Task description
Copy the lines below word for word, with nothing changed, and leave out the pictures.

Begin Data provided

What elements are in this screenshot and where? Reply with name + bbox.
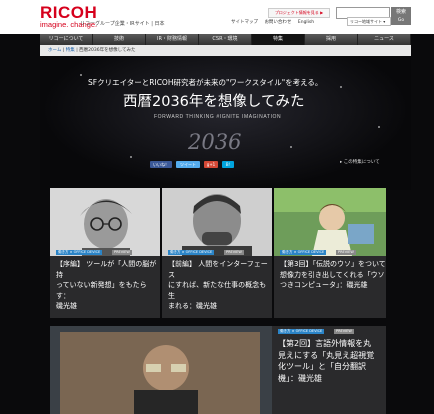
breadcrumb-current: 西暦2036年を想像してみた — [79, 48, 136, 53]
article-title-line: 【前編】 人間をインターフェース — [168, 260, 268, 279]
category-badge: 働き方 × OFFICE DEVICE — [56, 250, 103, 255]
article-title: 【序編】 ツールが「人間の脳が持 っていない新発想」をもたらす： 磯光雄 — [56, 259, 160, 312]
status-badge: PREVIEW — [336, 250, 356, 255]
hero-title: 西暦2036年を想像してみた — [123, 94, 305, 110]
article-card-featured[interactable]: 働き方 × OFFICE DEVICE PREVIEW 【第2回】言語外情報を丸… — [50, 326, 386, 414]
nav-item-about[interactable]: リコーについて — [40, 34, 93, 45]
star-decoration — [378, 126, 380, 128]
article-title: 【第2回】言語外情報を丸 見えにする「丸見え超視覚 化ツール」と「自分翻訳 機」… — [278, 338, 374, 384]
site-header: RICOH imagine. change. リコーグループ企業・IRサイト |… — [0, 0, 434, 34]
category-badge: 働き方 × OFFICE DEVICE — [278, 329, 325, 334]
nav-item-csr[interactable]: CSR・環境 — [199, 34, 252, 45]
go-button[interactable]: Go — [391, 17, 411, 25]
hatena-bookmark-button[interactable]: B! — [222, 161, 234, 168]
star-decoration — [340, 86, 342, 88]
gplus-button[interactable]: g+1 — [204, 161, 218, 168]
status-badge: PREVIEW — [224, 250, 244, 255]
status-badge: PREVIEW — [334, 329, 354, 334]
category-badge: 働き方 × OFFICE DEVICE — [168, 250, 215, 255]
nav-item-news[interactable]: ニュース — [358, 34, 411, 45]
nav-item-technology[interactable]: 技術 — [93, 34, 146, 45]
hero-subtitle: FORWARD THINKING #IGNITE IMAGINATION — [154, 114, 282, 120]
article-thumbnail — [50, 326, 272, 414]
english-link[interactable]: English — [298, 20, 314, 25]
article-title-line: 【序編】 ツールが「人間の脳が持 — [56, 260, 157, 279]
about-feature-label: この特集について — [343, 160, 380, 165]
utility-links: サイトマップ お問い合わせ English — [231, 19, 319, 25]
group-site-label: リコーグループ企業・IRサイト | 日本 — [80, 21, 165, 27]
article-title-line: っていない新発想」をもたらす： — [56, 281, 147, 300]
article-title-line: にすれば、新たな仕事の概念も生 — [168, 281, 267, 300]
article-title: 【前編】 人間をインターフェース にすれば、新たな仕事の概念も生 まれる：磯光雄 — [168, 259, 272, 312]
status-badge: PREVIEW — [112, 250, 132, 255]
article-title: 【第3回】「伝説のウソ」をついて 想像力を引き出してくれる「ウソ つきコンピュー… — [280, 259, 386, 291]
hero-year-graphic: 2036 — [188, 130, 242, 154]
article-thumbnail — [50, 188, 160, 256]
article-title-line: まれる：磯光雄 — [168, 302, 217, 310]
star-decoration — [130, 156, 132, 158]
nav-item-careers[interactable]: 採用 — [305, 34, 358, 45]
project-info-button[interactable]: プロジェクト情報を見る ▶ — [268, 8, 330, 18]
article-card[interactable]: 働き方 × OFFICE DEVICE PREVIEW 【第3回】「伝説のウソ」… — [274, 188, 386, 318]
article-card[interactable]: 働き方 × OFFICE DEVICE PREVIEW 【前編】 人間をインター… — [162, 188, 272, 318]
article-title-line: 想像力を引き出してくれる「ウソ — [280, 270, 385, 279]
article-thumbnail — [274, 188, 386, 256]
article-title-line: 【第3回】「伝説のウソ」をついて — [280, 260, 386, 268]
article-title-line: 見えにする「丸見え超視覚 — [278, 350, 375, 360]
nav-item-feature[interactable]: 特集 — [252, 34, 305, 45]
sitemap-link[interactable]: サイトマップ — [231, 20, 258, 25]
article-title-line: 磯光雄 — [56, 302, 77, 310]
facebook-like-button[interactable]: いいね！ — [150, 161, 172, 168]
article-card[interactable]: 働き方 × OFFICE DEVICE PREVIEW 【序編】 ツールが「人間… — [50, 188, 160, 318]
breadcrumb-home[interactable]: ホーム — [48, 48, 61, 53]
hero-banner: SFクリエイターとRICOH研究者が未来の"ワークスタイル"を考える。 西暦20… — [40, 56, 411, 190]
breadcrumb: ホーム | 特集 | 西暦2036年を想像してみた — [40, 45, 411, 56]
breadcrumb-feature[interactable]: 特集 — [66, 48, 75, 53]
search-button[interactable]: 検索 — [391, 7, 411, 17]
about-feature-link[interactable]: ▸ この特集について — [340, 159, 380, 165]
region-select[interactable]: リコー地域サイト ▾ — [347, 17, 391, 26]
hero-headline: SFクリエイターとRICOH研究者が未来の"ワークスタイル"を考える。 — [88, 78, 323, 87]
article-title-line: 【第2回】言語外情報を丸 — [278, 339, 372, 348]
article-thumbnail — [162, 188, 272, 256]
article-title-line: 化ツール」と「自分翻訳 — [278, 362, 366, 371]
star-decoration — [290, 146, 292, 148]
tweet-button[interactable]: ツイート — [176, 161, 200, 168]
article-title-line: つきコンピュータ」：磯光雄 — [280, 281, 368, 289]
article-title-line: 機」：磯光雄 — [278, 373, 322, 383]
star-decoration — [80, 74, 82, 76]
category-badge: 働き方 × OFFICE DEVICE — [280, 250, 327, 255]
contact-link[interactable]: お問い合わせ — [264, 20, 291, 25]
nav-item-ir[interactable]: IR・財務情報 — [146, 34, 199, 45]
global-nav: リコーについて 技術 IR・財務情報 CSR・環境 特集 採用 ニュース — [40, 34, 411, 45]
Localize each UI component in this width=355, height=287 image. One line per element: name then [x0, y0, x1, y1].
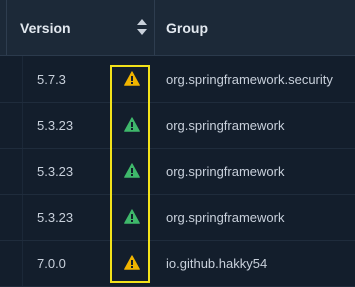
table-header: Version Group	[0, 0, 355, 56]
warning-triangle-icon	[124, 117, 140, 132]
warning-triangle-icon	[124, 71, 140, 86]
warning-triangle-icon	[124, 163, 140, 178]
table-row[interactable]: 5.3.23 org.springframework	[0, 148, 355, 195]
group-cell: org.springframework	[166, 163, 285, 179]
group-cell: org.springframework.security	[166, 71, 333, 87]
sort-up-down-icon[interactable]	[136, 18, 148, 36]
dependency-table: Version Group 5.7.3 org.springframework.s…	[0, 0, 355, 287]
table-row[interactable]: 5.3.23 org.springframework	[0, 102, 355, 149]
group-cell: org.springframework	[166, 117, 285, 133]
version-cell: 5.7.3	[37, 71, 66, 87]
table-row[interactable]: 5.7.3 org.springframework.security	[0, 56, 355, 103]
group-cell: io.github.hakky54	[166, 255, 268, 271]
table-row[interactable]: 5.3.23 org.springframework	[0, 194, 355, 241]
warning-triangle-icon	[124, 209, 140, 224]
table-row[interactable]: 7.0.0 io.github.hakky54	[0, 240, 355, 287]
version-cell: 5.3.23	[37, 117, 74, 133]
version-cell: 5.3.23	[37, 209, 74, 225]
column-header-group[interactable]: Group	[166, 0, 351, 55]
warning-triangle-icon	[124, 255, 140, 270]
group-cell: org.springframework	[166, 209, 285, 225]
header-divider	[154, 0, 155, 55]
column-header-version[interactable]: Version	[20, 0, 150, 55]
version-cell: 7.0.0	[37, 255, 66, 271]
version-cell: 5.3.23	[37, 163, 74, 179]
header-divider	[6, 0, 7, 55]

End Data provided

Task response
What elements are in this screenshot and where? Reply with name + bbox.
breadcrumb-current: 西暦2036年を想像してみた — [79, 48, 136, 53]
article-title-line: 【前編】 人間をインターフェース — [168, 260, 268, 279]
category-badge: 働き方 × OFFICE DEVICE — [56, 250, 103, 255]
article-title: 【序編】 ツールが「人間の脳が持 っていない新発想」をもたらす： 磯光雄 — [56, 259, 160, 312]
status-badge: PREVIEW — [336, 250, 356, 255]
hero-title: 西暦2036年を想像してみた — [123, 94, 305, 110]
article-card-featured[interactable]: 働き方 × OFFICE DEVICE PREVIEW 【第2回】言語外情報を丸… — [50, 326, 386, 414]
nav-item-about[interactable]: リコーについて — [40, 34, 93, 45]
star-decoration — [378, 126, 380, 128]
article-title: 【第2回】言語外情報を丸 見えにする「丸見え超視覚 化ツール」と「自分翻訳 機」… — [278, 338, 374, 384]
site-header: RICOH imagine. change. リコーグループ企業・IRサイト |… — [0, 0, 434, 34]
category-badge: 働き方 × OFFICE DEVICE — [278, 329, 325, 334]
nav-item-csr[interactable]: CSR・環境 — [199, 34, 252, 45]
go-button[interactable]: Go — [391, 17, 411, 25]
hatena-bookmark-button[interactable]: B! — [222, 161, 234, 168]
star-decoration — [340, 86, 342, 88]
gplus-button[interactable]: g+1 — [204, 161, 218, 168]
status-badge: PREVIEW — [224, 250, 244, 255]
status-badge: PREVIEW — [334, 329, 354, 334]
category-badge: 働き方 × OFFICE DEVICE — [168, 250, 215, 255]
nav-item-news[interactable]: ニュース — [358, 34, 411, 45]
nav-item-technology[interactable]: 技術 — [93, 34, 146, 45]
hero-subtitle: FORWARD THINKING #IGNITE IMAGINATION — [154, 114, 282, 120]
article-thumbnail — [50, 326, 272, 414]
english-link[interactable]: English — [298, 20, 314, 25]
article-title-line: 【序編】 ツールが「人間の脳が持 — [56, 260, 157, 279]
about-feature-label: この特集について — [343, 160, 380, 165]
utility-links: サイトマップ お問い合わせ English — [231, 19, 319, 25]
group-site-label: リコーグループ企業・IRサイト | 日本 — [80, 21, 165, 27]
article-title-line: っていない新発想」をもたらす： — [56, 281, 147, 300]
article-title-line: にすれば、新たな仕事の概念も生 — [168, 281, 267, 300]
article-title: 【前編】 人間をインターフェース にすれば、新たな仕事の概念も生 まれる：磯光雄 — [168, 259, 272, 312]
status-badge: PREVIEW — [112, 250, 132, 255]
article-title: 【第3回】「伝説のウソ」をついて 想像力を引き出してくれる「ウソ つきコンピュー… — [280, 259, 386, 291]
hero-year-graphic: 2036 — [188, 130, 242, 154]
article-thumbnail — [50, 188, 160, 256]
article-title-line: まれる：磯光雄 — [168, 302, 217, 310]
star-decoration — [130, 156, 132, 158]
nav-item-careers[interactable]: 採用 — [305, 34, 358, 45]
project-info-button[interactable]: プロジェクト情報を見る ▶ — [268, 8, 330, 18]
article-card[interactable]: 働き方 × OFFICE DEVICE PREVIEW 【第3回】「伝説のウソ」… — [274, 188, 386, 318]
article-card[interactable]: 働き方 × OFFICE DEVICE PREVIEW 【前編】 人間をインター… — [162, 188, 272, 318]
article-title-line: 想像力を引き出してくれる「ウソ — [280, 270, 385, 279]
article-thumbnail — [274, 188, 386, 256]
article-title-line: 【第3回】「伝説のウソ」をついて — [280, 260, 386, 268]
article-title-line: 見えにする「丸見え超視覚 — [278, 350, 375, 360]
nav-item-feature[interactable]: 特集 — [252, 34, 305, 45]
sitemap-link[interactable]: サイトマップ — [231, 20, 258, 25]
article-title-line: 磯光雄 — [56, 302, 77, 310]
facebook-like-button[interactable]: いいね！ — [150, 161, 172, 168]
article-card[interactable]: 働き方 × OFFICE DEVICE PREVIEW 【序編】 ツールが「人間… — [50, 188, 160, 318]
breadcrumb-home[interactable]: ホーム — [48, 48, 61, 53]
hero-banner: SFクリエイターとRICOH研究者が未来の"ワークスタイル"を考える。 西暦20… — [40, 56, 411, 190]
breadcrumb: ホーム | 特集 | 西暦2036年を想像してみた — [40, 45, 411, 56]
breadcrumb-feature[interactable]: 特集 — [66, 48, 75, 53]
search-button[interactable]: 検索 — [391, 7, 411, 17]
about-feature-link[interactable]: ▸ この特集について — [340, 159, 380, 165]
region-select[interactable]: リコー地域サイト ▾ — [347, 17, 391, 26]
hero-headline: SFクリエイターとRICOH研究者が未来の"ワークスタイル"を考える。 — [88, 78, 323, 87]
article-title-line: 【第2回】言語外情報を丸 — [278, 339, 372, 348]
article-thumbnail — [162, 188, 272, 256]
article-title-line: 化ツール」と「自分翻訳 — [278, 362, 366, 371]
star-decoration — [290, 146, 292, 148]
tweet-button[interactable]: ツイート — [176, 161, 200, 168]
article-title-line: つきコンピュータ」：磯光雄 — [280, 281, 368, 289]
article-title-line: 機」：磯光雄 — [278, 373, 322, 383]
star-decoration — [80, 74, 82, 76]
category-badge: 働き方 × OFFICE DEVICE — [280, 250, 327, 255]
contact-link[interactable]: お問い合わせ — [264, 20, 291, 25]
nav-item-ir[interactable]: IR・財務情報 — [146, 34, 199, 45]
global-nav: リコーについて 技術 IR・財務情報 CSR・環境 特集 採用 ニュース — [40, 34, 411, 45]
Localize each UI component in this width=355, height=287 image. One line per element: name then [x0, y0, x1, y1].
table-header: Version Group	[0, 0, 355, 56]
warning-triangle-icon	[124, 117, 140, 132]
warning-triangle-icon	[124, 71, 140, 86]
warning-triangle-icon	[124, 163, 140, 178]
table-row[interactable]: 5.3.23 org.springframework	[0, 148, 355, 195]
group-cell: org.springframework	[166, 163, 285, 179]
group-cell: org.springframework.security	[166, 71, 333, 87]
sort-up-down-icon[interactable]	[136, 18, 148, 36]
dependency-table: Version Group 5.7.3 org.springframework.s…	[0, 0, 355, 287]
table-row[interactable]: 5.3.23 org.springframework	[0, 102, 355, 149]
group-cell: org.springframework	[166, 117, 285, 133]
version-cell: 5.7.3	[37, 71, 66, 87]
table-row[interactable]: 5.7.3 org.springframework.security	[0, 56, 355, 103]
group-cell: io.github.hakky54	[166, 255, 268, 271]
table-row[interactable]: 5.3.23 org.springframework	[0, 194, 355, 241]
warning-triangle-icon	[124, 209, 140, 224]
table-row[interactable]: 7.0.0 io.github.hakky54	[0, 240, 355, 287]
version-cell: 5.3.23	[37, 117, 74, 133]
version-cell: 5.3.23	[37, 209, 74, 225]
column-header-group[interactable]: Group	[166, 0, 351, 55]
warning-triangle-icon	[124, 255, 140, 270]
group-cell: org.springframework	[166, 209, 285, 225]
header-divider	[154, 0, 155, 55]
column-header-version[interactable]: Version	[20, 0, 150, 55]
version-cell: 7.0.0	[37, 255, 66, 271]
version-cell: 5.3.23	[37, 163, 74, 179]
header-divider	[6, 0, 7, 55]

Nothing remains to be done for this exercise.